** BEGIN Records supplied **
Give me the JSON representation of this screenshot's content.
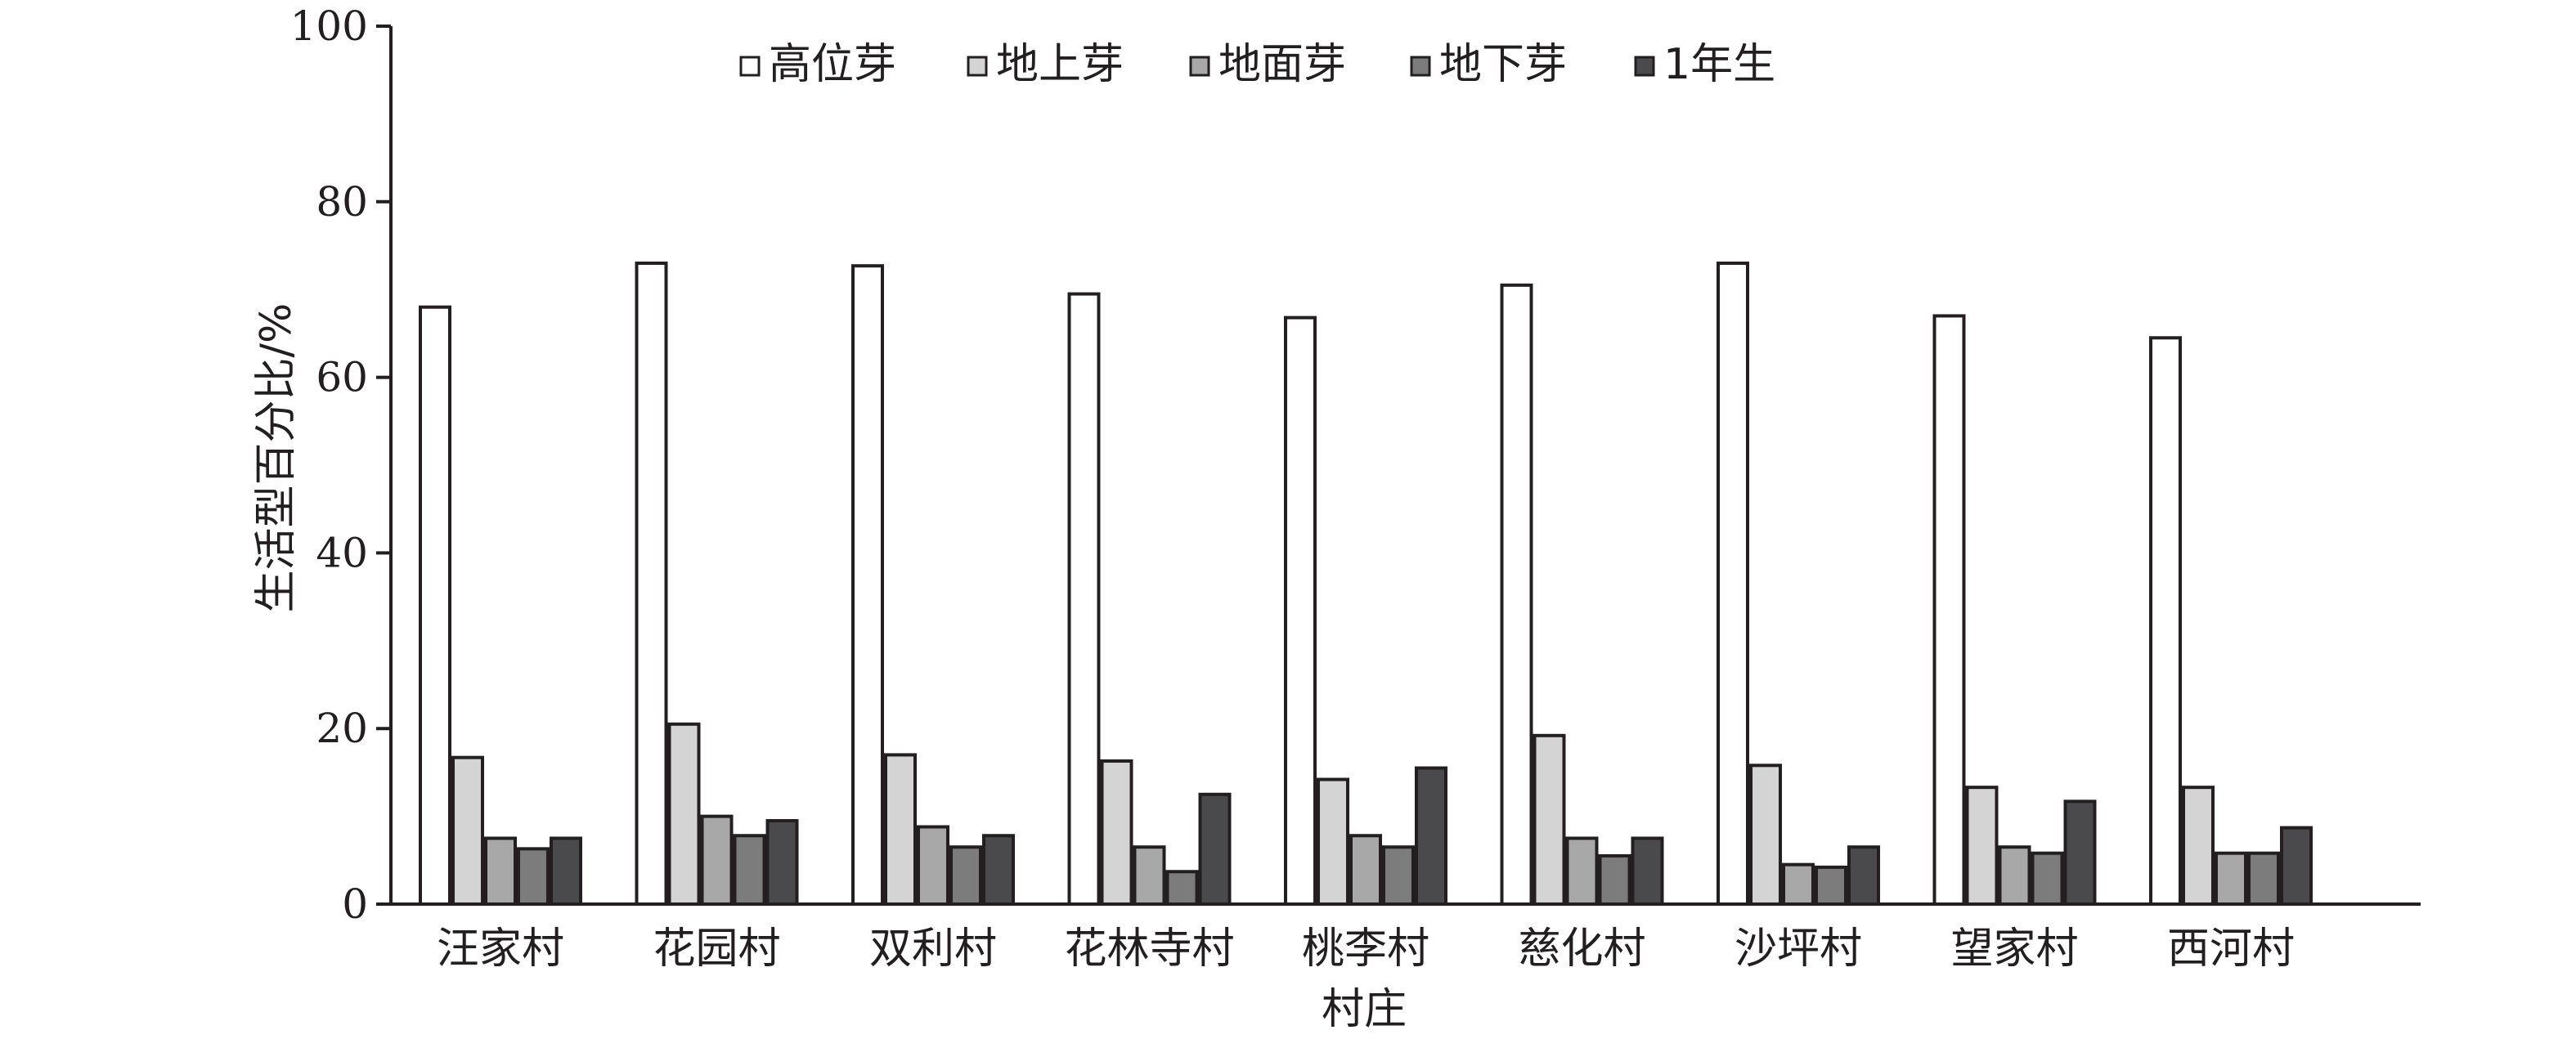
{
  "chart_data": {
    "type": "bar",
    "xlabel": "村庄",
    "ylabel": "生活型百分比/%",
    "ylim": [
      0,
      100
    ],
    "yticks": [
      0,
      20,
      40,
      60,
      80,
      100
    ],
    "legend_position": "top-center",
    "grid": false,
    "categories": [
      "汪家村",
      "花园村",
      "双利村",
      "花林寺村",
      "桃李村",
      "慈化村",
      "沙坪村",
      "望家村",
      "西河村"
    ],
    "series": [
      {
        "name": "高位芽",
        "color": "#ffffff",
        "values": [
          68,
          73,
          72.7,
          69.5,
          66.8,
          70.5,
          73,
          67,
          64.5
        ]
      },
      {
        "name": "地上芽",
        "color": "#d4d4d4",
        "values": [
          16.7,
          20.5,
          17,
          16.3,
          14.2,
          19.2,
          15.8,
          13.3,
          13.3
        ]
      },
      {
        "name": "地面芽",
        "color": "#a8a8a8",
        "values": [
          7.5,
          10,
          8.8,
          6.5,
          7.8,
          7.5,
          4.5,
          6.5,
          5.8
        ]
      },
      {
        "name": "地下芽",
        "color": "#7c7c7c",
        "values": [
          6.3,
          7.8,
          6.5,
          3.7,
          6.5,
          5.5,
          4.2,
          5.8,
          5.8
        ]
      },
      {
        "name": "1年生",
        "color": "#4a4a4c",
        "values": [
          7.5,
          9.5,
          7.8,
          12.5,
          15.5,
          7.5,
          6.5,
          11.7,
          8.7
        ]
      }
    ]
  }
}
** END Records supplied **
-- Exercise description --
Identify and list each line with the word "color".

-- Response for this exercise --
        "color": "#ffffff",
        "color": "#d4d4d4",
        "color": "#a8a8a8",
        "color": "#7c7c7c",
        "color": "#4a4a4c",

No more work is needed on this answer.